§ Written problem
Only the lines from the one containing "What text is on this page?" through the end of the entries should be repeated, exactly as they appear, first and last included.

══ Provided data

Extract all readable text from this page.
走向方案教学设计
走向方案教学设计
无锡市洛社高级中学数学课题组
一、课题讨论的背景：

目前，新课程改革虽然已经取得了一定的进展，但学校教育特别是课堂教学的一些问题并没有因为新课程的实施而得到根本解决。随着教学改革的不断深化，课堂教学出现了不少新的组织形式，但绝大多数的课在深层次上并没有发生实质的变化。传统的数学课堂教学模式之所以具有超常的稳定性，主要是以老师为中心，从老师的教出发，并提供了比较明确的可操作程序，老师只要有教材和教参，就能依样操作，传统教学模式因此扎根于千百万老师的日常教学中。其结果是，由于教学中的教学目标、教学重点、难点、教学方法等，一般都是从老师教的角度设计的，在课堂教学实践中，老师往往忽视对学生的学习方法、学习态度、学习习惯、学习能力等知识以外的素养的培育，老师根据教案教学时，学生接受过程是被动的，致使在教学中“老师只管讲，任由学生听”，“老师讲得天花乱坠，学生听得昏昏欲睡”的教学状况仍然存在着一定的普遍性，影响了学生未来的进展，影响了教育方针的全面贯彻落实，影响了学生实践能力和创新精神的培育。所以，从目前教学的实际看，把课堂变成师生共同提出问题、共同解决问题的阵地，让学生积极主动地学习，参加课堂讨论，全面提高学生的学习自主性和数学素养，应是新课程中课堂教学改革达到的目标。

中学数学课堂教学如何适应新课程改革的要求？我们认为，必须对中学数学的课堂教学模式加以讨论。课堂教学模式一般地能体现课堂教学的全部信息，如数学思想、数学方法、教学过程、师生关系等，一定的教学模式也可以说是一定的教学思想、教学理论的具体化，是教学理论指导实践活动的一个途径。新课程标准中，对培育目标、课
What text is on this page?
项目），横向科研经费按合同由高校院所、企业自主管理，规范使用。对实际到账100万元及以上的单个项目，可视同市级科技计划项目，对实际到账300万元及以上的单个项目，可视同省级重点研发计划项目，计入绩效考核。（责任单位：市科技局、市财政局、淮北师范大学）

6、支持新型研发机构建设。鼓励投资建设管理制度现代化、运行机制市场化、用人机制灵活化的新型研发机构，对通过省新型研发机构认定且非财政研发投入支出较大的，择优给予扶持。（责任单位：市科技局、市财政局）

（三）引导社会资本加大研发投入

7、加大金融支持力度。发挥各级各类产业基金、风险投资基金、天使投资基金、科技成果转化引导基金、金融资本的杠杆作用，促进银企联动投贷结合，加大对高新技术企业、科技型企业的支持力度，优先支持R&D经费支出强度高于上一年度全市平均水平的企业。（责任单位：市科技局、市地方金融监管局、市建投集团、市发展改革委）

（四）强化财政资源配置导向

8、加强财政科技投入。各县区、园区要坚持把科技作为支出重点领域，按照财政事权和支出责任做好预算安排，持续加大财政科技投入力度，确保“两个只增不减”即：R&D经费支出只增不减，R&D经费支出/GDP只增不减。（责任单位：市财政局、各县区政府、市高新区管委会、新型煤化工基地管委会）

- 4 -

════

§ Response to the exercise
What text is on this page?
项目），横向科研经费按合同由高校院所、企业自主管理，规范使用。对实际到账100万元及以上的单个项目，可视同市级科技计划项目，对实际到账300万元及以上的单个项目，可视同省级重点研发计划项目，计入绩效考核。（责任单位：市科技局、市财政局、淮北师范大学）

6、支持新型研发机构建设。鼓励投资建设管理制度现代化、运行机制市场化、用人机制灵活化的新型研发机构，对通过省新型研发机构认定且非财政研发投入支出较大的，择优给予扶持。（责任单位：市科技局、市财政局）

（三）引导社会资本加大研发投入

7、加大金融支持力度。发挥各级各类产业基金、风险投资基金、天使投资基金、科技成果转化引导基金、金融资本的杠杆作用，促进银企联动投贷结合，加大对高新技术企业、科技型企业的支持力度，优先支持R&D经费支出强度高于上一年度全市平均水平的企业。（责任单位：市科技局、市地方金融监管局、市建投集团、市发展改革委）

（四）强化财政资源配置导向

8、加强财政科技投入。各县区、园区要坚持把科技作为支出重点领域，按照财政事权和支出责任做好预算安排，持续加大财政科技投入力度，确保“两个只增不减”即：R&D经费支出只增不减，R&D经费支出/GDP只增不减。（责任单位：市财政局、各县区政府、市高新区管委会、新型煤化工基地管委会）

- 4 -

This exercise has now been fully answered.